Stored entries:

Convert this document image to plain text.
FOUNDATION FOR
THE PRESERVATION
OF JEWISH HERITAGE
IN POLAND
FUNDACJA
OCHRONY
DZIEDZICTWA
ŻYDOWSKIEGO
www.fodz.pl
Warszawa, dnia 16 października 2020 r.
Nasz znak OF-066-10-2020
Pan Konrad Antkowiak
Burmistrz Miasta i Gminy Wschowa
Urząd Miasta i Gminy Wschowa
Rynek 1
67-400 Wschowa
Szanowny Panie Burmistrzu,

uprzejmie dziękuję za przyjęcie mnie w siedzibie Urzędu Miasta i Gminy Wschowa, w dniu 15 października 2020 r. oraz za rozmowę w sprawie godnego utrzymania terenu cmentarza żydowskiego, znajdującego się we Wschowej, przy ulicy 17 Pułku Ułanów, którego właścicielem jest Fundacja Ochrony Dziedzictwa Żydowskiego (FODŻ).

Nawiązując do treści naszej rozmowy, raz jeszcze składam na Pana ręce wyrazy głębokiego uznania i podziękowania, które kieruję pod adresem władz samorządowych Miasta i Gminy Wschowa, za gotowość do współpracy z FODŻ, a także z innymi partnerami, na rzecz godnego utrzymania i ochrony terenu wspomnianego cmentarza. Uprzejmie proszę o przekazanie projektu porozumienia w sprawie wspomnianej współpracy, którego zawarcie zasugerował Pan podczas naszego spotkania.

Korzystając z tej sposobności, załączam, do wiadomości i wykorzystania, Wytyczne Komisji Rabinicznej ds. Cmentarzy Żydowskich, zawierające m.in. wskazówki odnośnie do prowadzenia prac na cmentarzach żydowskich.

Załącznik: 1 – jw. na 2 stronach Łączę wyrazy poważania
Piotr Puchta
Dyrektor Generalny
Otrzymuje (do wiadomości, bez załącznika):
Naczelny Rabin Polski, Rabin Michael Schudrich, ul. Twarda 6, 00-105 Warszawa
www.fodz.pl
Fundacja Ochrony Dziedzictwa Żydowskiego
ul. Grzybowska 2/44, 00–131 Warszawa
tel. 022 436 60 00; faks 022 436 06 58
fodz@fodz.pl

■ The problem
Using the data above, copy each line that contains "sprawie".

■ Finished exercise
uprzejmie dziękuję za przyjęcie mnie w siedzibie Urzędu Miasta i Gminy Wschowa, w dniu 15 października 2020 r. oraz za rozmowę w sprawie godnego utrzymania terenu cmentarza żydowskiego, znajdującego się we Wschowej, przy ulicy 17 Pułku Ułanów, którego właścicielem jest Fundacja Ochrony Dziedzictwa Żydowskiego (FODŻ).
Nawiązując do treści naszej rozmowy, raz jeszcze składam na Pana ręce wyrazy głębokiego uznania i podziękowania, które kieruję pod adresem władz samorządowych Miasta i Gminy Wschowa, za gotowość do współpracy z FODŻ, a także z innymi partnerami, na rzecz godnego utrzymania i ochrony terenu wspomnianego cmentarza. Uprzejmie proszę o przekazanie projektu porozumienia w sprawie wspomnianej współpracy, którego zawarcie zasugerował Pan podczas naszego spotkania.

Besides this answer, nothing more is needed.